(Spatial annotation records)
*-*-*
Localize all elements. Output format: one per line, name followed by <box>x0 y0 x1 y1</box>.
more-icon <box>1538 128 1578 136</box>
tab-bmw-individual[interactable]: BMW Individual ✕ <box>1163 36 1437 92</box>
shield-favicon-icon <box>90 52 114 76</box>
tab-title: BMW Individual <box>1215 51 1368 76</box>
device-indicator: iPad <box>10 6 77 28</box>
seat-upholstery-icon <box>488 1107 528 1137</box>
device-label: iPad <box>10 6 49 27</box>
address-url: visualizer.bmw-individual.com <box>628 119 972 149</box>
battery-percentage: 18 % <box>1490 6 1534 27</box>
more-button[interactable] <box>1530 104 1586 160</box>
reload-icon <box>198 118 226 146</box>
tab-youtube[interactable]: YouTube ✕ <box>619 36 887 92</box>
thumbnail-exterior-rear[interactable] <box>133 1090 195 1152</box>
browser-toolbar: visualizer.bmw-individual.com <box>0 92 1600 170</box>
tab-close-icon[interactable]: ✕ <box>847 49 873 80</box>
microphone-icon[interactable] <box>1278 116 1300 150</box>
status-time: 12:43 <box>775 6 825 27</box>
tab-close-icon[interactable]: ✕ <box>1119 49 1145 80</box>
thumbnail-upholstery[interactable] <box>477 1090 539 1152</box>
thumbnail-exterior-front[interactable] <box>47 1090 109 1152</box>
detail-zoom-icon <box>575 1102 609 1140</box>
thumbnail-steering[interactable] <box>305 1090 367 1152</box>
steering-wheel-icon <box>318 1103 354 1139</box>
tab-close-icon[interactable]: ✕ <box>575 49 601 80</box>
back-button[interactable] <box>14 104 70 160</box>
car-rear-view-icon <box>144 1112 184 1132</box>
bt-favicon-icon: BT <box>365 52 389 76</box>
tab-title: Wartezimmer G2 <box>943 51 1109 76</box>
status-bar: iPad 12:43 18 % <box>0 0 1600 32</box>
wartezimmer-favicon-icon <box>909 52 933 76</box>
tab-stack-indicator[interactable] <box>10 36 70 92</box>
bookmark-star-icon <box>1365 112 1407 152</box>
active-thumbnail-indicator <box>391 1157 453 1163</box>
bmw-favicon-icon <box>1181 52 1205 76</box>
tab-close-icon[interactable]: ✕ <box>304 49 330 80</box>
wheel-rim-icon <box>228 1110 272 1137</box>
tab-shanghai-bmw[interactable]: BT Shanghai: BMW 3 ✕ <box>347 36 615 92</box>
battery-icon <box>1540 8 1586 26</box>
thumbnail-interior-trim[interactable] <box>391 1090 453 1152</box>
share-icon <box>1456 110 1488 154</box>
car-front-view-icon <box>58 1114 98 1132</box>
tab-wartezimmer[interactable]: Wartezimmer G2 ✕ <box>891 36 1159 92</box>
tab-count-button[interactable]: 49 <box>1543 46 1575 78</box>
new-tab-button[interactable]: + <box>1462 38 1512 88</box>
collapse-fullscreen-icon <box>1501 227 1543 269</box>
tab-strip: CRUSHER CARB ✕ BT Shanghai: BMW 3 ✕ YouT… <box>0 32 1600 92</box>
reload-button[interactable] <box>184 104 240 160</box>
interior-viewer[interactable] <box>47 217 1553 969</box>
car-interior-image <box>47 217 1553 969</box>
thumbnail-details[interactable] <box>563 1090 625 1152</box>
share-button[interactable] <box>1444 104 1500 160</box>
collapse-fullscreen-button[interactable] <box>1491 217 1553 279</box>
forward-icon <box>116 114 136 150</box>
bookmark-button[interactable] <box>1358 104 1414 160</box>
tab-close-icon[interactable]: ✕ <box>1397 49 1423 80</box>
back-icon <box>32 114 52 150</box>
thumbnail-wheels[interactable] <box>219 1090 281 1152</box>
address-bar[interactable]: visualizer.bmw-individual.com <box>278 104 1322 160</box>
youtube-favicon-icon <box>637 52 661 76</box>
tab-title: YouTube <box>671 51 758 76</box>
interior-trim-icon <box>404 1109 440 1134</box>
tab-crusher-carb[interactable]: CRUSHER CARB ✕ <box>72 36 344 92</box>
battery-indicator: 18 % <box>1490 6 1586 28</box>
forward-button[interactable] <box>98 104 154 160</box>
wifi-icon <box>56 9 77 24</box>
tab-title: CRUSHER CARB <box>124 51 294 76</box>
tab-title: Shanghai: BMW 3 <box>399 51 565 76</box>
*-*-*
> **What is asked**: Reproduce every line of these records with no changes.

> **Exercise response**:
Localize all elements. Output format: one per line, name followed by <box>x0 y0 x1 y1</box>.
more-icon <box>1538 128 1578 136</box>
tab-bmw-individual[interactable]: BMW Individual ✕ <box>1163 36 1437 92</box>
shield-favicon-icon <box>90 52 114 76</box>
tab-title: BMW Individual <box>1215 51 1368 76</box>
device-indicator: iPad <box>10 6 77 28</box>
seat-upholstery-icon <box>488 1107 528 1137</box>
device-label: iPad <box>10 6 49 27</box>
address-url: visualizer.bmw-individual.com <box>628 119 972 149</box>
battery-percentage: 18 % <box>1490 6 1534 27</box>
more-button[interactable] <box>1530 104 1586 160</box>
reload-icon <box>198 118 226 146</box>
tab-youtube[interactable]: YouTube ✕ <box>619 36 887 92</box>
thumbnail-exterior-rear[interactable] <box>133 1090 195 1152</box>
browser-toolbar: visualizer.bmw-individual.com <box>0 92 1600 170</box>
tab-close-icon[interactable]: ✕ <box>847 49 873 80</box>
microphone-icon[interactable] <box>1278 116 1300 150</box>
status-time: 12:43 <box>775 6 825 27</box>
tab-close-icon[interactable]: ✕ <box>1119 49 1145 80</box>
thumbnail-upholstery[interactable] <box>477 1090 539 1152</box>
thumbnail-exterior-front[interactable] <box>47 1090 109 1152</box>
detail-zoom-icon <box>575 1102 609 1140</box>
thumbnail-steering[interactable] <box>305 1090 367 1152</box>
steering-wheel-icon <box>318 1103 354 1139</box>
tab-close-icon[interactable]: ✕ <box>575 49 601 80</box>
back-button[interactable] <box>14 104 70 160</box>
car-rear-view-icon <box>144 1112 184 1132</box>
bt-favicon-icon: BT <box>365 52 389 76</box>
tab-title: Wartezimmer G2 <box>943 51 1109 76</box>
status-bar: iPad 12:43 18 % <box>0 0 1600 32</box>
wartezimmer-favicon-icon <box>909 52 933 76</box>
tab-stack-indicator[interactable] <box>10 36 70 92</box>
bookmark-star-icon <box>1365 112 1407 152</box>
active-thumbnail-indicator <box>391 1157 453 1163</box>
bmw-favicon-icon <box>1181 52 1205 76</box>
tab-close-icon[interactable]: ✕ <box>304 49 330 80</box>
wheel-rim-icon <box>228 1110 272 1137</box>
tab-shanghai-bmw[interactable]: BT Shanghai: BMW 3 ✕ <box>347 36 615 92</box>
battery-icon <box>1540 8 1586 26</box>
thumbnail-interior-trim[interactable] <box>391 1090 453 1152</box>
share-icon <box>1456 110 1488 154</box>
car-front-view-icon <box>58 1114 98 1132</box>
tab-wartezimmer[interactable]: Wartezimmer G2 ✕ <box>891 36 1159 92</box>
tab-count-button[interactable]: 49 <box>1543 46 1575 78</box>
new-tab-button[interactable]: + <box>1462 38 1512 88</box>
collapse-fullscreen-icon <box>1501 227 1543 269</box>
tab-strip: CRUSHER CARB ✕ BT Shanghai: BMW 3 ✕ YouT… <box>0 32 1600 92</box>
reload-button[interactable] <box>184 104 240 160</box>
interior-viewer[interactable] <box>47 217 1553 969</box>
car-interior-image <box>47 217 1553 969</box>
thumbnail-details[interactable] <box>563 1090 625 1152</box>
share-button[interactable] <box>1444 104 1500 160</box>
collapse-fullscreen-button[interactable] <box>1491 217 1553 279</box>
forward-icon <box>116 114 136 150</box>
bookmark-button[interactable] <box>1358 104 1414 160</box>
tab-close-icon[interactable]: ✕ <box>1397 49 1423 80</box>
back-icon <box>32 114 52 150</box>
thumbnail-wheels[interactable] <box>219 1090 281 1152</box>
address-bar[interactable]: visualizer.bmw-individual.com <box>278 104 1322 160</box>
youtube-favicon-icon <box>637 52 661 76</box>
tab-title: YouTube <box>671 51 758 76</box>
interior-trim-icon <box>404 1109 440 1134</box>
tab-crusher-carb[interactable]: CRUSHER CARB ✕ <box>72 36 344 92</box>
battery-indicator: 18 % <box>1490 6 1586 28</box>
forward-button[interactable] <box>98 104 154 160</box>
wifi-icon <box>56 9 77 24</box>
tab-title: CRUSHER CARB <box>124 51 294 76</box>
tab-title: Shanghai: BMW 3 <box>399 51 565 76</box>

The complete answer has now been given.